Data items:
────────────────

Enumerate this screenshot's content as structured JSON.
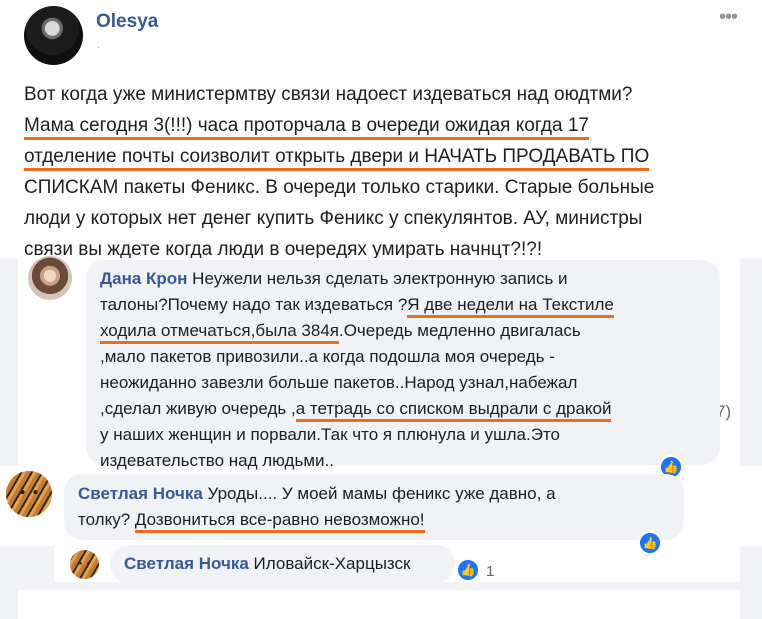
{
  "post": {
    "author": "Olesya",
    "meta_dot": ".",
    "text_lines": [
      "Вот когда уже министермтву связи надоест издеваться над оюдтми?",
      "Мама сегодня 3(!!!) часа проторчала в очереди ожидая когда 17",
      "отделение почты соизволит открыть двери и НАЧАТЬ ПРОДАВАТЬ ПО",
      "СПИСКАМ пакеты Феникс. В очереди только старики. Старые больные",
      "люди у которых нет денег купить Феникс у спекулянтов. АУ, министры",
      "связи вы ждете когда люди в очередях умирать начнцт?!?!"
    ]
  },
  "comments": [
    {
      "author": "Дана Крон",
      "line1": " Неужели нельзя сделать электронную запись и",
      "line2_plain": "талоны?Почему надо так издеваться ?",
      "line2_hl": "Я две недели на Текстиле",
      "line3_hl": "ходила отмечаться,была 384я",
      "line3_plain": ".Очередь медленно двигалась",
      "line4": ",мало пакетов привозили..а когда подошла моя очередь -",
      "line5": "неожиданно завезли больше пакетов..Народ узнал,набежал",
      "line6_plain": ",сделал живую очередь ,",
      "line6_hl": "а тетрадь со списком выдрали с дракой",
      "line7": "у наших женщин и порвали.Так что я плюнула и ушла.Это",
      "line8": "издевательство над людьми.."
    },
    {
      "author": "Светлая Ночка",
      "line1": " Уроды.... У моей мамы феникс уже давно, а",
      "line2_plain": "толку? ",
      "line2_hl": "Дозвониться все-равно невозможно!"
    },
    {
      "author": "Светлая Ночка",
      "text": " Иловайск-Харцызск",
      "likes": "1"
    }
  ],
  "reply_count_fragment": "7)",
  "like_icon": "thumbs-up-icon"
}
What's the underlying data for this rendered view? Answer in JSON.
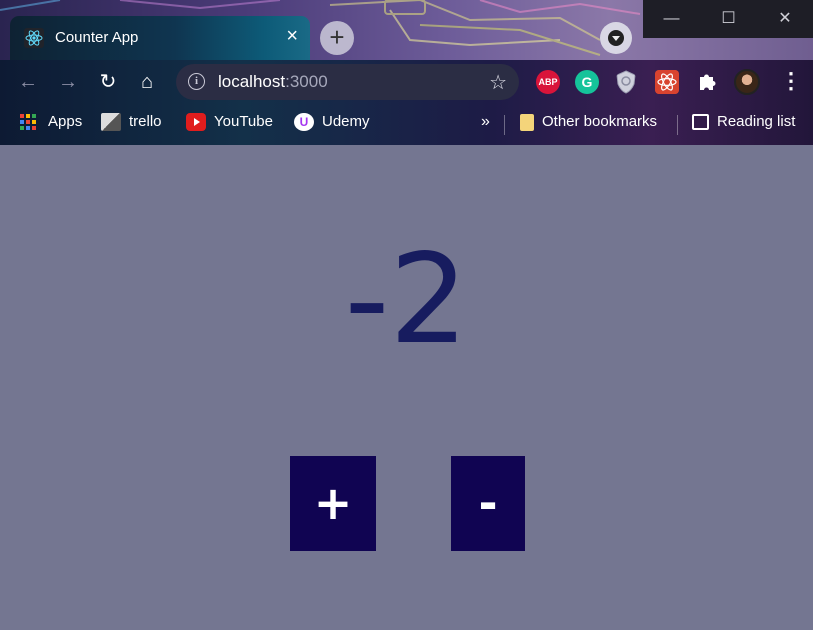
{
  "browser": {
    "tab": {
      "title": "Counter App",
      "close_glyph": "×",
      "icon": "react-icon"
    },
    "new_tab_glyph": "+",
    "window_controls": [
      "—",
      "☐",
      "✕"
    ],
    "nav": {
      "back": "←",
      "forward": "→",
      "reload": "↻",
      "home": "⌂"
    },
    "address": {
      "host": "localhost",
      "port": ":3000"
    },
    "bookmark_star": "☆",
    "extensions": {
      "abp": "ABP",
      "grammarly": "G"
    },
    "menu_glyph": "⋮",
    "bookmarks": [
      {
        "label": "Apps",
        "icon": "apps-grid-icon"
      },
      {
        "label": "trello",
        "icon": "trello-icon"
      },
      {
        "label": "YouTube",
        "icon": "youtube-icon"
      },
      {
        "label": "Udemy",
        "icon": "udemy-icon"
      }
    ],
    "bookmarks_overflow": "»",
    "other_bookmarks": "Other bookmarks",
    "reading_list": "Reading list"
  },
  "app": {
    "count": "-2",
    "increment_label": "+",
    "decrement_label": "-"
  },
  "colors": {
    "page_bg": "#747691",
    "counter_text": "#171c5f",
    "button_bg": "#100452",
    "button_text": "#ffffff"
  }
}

────────────────

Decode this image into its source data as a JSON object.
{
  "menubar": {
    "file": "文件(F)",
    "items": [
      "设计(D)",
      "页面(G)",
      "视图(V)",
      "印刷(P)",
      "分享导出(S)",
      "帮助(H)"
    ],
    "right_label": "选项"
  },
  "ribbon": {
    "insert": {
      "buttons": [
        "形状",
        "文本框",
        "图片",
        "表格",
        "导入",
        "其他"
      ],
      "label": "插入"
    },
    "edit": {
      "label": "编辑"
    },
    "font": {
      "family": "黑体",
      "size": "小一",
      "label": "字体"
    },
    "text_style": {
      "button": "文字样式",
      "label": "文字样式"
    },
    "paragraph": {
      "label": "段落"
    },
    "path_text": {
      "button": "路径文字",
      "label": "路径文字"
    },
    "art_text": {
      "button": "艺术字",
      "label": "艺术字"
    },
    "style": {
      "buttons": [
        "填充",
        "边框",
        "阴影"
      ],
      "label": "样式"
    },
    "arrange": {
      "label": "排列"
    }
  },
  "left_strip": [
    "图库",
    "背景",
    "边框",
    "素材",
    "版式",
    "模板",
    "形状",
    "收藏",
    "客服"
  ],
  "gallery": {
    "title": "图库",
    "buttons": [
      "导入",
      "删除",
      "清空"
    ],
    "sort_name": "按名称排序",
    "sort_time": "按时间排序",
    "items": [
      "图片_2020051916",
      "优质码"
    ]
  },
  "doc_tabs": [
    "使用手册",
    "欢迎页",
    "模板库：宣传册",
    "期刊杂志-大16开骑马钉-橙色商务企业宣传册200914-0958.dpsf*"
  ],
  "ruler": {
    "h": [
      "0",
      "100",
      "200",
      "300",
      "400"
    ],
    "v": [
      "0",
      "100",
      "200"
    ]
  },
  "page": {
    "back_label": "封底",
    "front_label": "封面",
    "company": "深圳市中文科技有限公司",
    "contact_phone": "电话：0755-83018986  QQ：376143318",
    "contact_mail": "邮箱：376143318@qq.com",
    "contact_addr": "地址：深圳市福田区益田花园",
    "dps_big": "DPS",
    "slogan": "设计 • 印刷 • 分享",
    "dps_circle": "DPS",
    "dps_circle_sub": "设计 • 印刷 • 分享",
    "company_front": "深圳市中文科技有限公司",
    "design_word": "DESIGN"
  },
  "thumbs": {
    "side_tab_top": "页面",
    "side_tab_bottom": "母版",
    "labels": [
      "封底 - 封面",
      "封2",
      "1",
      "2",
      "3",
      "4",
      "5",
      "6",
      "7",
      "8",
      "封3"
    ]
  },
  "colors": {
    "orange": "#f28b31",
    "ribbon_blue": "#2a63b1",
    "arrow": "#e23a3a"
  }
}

────────────────

- Work to do: Using the records given above, list every line that includes the word "author".

- Answer to this exercise:
    "author": "Olesya",
      "author": "Дана Крон",
      "author": "Светлая Ночка",
      "author": "Светлая Ночка",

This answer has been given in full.